* [Required work] Without changing a character, return the entries, but not the images they hold.

* [Stored entries]
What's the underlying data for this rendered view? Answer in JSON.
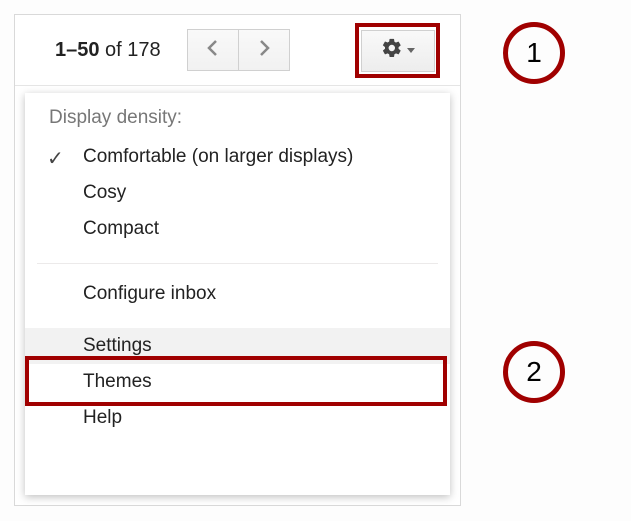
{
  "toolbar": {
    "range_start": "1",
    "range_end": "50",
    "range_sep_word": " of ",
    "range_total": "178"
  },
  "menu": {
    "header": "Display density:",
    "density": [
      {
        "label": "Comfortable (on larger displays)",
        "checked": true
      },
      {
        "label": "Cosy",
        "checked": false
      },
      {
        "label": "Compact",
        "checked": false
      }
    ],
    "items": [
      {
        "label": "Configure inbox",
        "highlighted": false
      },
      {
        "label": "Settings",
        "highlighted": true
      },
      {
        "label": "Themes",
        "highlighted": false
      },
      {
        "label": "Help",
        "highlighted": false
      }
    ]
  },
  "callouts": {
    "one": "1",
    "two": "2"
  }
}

* [Worked answer]
What's the underlying data for this rendered view? Answer in JSON.
{
  "toolbar": {
    "range_start": "1",
    "range_end": "50",
    "range_sep_word": " of ",
    "range_total": "178"
  },
  "menu": {
    "header": "Display density:",
    "density": [
      {
        "label": "Comfortable (on larger displays)",
        "checked": true
      },
      {
        "label": "Cosy",
        "checked": false
      },
      {
        "label": "Compact",
        "checked": false
      }
    ],
    "items": [
      {
        "label": "Configure inbox",
        "highlighted": false
      },
      {
        "label": "Settings",
        "highlighted": true
      },
      {
        "label": "Themes",
        "highlighted": false
      },
      {
        "label": "Help",
        "highlighted": false
      }
    ]
  },
  "callouts": {
    "one": "1",
    "two": "2"
  }
}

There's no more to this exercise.